- **Work to be completed**
Format every line of the rows below as a numbered list, omitting blank lines.

Extracted data entries:
* begin *

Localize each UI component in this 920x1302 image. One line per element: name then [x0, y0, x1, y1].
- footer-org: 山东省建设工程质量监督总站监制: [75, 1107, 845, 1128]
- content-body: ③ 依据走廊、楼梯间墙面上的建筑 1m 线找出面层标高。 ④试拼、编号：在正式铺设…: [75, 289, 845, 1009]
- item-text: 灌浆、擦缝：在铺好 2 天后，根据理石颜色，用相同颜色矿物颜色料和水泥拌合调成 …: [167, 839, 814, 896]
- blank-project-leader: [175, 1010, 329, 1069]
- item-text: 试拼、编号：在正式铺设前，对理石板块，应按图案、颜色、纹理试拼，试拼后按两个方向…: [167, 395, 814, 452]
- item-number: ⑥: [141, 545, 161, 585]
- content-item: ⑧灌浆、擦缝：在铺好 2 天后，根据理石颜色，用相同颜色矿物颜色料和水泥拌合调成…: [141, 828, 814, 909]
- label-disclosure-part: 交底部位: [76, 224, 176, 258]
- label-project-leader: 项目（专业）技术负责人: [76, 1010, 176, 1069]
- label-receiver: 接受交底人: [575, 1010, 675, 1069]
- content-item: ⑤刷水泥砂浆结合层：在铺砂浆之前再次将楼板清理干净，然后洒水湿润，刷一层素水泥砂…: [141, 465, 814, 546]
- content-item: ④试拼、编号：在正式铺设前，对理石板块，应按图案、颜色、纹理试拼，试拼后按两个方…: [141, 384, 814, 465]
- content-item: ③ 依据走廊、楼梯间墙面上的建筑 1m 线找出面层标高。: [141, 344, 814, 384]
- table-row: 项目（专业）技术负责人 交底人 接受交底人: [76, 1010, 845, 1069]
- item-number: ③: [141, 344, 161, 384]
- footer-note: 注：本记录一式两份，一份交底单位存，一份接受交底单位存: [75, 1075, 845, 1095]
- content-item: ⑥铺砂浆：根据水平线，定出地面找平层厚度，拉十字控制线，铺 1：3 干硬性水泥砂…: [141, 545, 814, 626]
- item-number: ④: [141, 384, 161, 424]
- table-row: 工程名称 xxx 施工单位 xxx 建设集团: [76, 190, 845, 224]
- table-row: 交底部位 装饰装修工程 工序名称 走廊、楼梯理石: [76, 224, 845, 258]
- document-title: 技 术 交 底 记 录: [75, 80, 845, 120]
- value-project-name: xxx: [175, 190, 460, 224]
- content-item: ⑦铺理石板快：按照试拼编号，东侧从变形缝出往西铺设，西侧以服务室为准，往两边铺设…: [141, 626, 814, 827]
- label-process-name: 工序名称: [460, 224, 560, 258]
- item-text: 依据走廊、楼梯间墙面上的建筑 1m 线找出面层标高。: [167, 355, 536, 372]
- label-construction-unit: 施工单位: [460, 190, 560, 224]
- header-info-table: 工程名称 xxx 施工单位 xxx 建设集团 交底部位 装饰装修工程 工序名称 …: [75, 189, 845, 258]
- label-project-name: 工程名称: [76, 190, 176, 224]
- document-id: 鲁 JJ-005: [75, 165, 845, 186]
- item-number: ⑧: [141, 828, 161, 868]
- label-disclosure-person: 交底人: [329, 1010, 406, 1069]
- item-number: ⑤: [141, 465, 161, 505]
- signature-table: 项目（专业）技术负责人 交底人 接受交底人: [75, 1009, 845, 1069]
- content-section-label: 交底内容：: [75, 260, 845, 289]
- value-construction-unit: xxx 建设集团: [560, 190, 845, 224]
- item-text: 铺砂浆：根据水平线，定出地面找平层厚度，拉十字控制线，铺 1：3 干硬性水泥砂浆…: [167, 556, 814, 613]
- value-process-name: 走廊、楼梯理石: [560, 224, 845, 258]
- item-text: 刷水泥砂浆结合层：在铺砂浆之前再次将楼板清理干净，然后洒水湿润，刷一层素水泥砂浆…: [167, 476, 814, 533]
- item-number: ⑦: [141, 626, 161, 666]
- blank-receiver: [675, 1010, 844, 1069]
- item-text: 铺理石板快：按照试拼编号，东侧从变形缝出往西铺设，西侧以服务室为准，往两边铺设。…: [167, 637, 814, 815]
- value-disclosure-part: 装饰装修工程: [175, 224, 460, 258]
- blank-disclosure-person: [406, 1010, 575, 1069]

* end *

- **Response to the task**
1. Localize each UI component in this 920x1302 image. One line per element: name then [x0, y0, x1, y1].
2. - footer-org: 山东省建设工程质量监督总站监制: [75, 1107, 845, 1128]
3. - content-body: ③ 依据走廊、楼梯间墙面上的建筑 1m 线找出面层标高。 ④试拼、编号：在正式铺设…: [75, 289, 845, 1009]
4. - item-text: 灌浆、擦缝：在铺好 2 天后，根据理石颜色，用相同颜色矿物颜色料和水泥拌合调成 …: [167, 839, 814, 896]
5. - blank-project-leader: [175, 1010, 329, 1069]
6. - item-text: 试拼、编号：在正式铺设前，对理石板块，应按图案、颜色、纹理试拼，试拼后按两个方向…: [167, 395, 814, 452]
7. - item-number: ⑥: [141, 545, 161, 585]
8. - content-item: ⑧灌浆、擦缝：在铺好 2 天后，根据理石颜色，用相同颜色矿物颜色料和水泥拌合调成…: [141, 828, 814, 909]
9. - label-disclosure-part: 交底部位: [76, 224, 176, 258]
10. - label-project-leader: 项目（专业）技术负责人: [76, 1010, 176, 1069]
11. - label-receiver: 接受交底人: [575, 1010, 675, 1069]
12. - content-item: ⑤刷水泥砂浆结合层：在铺砂浆之前再次将楼板清理干净，然后洒水湿润，刷一层素水泥砂…: [141, 465, 814, 546]
13. - content-item: ④试拼、编号：在正式铺设前，对理石板块，应按图案、颜色、纹理试拼，试拼后按两个方…: [141, 384, 814, 465]
14. - content-item: ③ 依据走廊、楼梯间墙面上的建筑 1m 线找出面层标高。: [141, 344, 814, 384]
15. - table-row: 项目（专业）技术负责人 交底人 接受交底人: [76, 1010, 845, 1069]
16. - item-number: ③: [141, 344, 161, 384]
17. - footer-note: 注：本记录一式两份，一份交底单位存，一份接受交底单位存: [75, 1075, 845, 1095]
18. - content-item: ⑥铺砂浆：根据水平线，定出地面找平层厚度，拉十字控制线，铺 1：3 干硬性水泥砂…: [141, 545, 814, 626]
19. - item-number: ④: [141, 384, 161, 424]
20. - table-row: 工程名称 xxx 施工单位 xxx 建设集团: [76, 190, 845, 224]
21. - table-row: 交底部位 装饰装修工程 工序名称 走廊、楼梯理石: [76, 224, 845, 258]
22. - document-title: 技 术 交 底 记 录: [75, 80, 845, 120]
23. - value-project-name: xxx: [175, 190, 460, 224]
24. - content-item: ⑦铺理石板快：按照试拼编号，东侧从变形缝出往西铺设，西侧以服务室为准，往两边铺设…: [141, 626, 814, 827]
25. - label-process-name: 工序名称: [460, 224, 560, 258]
26. - item-text: 依据走廊、楼梯间墙面上的建筑 1m 线找出面层标高。: [167, 355, 536, 372]
27. - label-construction-unit: 施工单位: [460, 190, 560, 224]
28. - header-info-table: 工程名称 xxx 施工单位 xxx 建设集团 交底部位 装饰装修工程 工序名称 …: [75, 189, 845, 258]
29. - label-project-name: 工程名称: [76, 190, 176, 224]
30. - document-id: 鲁 JJ-005: [75, 165, 845, 186]
31. - item-number: ⑧: [141, 828, 161, 868]
32. - label-disclosure-person: 交底人: [329, 1010, 406, 1069]
33. - item-number: ⑤: [141, 465, 161, 505]
34. - signature-table: 项目（专业）技术负责人 交底人 接受交底人: [75, 1009, 845, 1069]
35. - content-section-label: 交底内容：: [75, 260, 845, 289]
36. - value-construction-unit: xxx 建设集团: [560, 190, 845, 224]
37. - item-text: 铺砂浆：根据水平线，定出地面找平层厚度，拉十字控制线，铺 1：3 干硬性水泥砂浆…: [167, 556, 814, 613]
38. - value-process-name: 走廊、楼梯理石: [560, 224, 845, 258]
39. - item-text: 刷水泥砂浆结合层：在铺砂浆之前再次将楼板清理干净，然后洒水湿润，刷一层素水泥砂浆…: [167, 476, 814, 533]
40. - item-number: ⑦: [141, 626, 161, 666]
41. - blank-receiver: [675, 1010, 844, 1069]
42. - item-text: 铺理石板快：按照试拼编号，东侧从变形缝出往西铺设，西侧以服务室为准，往两边铺设。…: [167, 637, 814, 815]
43. - value-disclosure-part: 装饰装修工程: [175, 224, 460, 258]
44. - blank-disclosure-person: [406, 1010, 575, 1069]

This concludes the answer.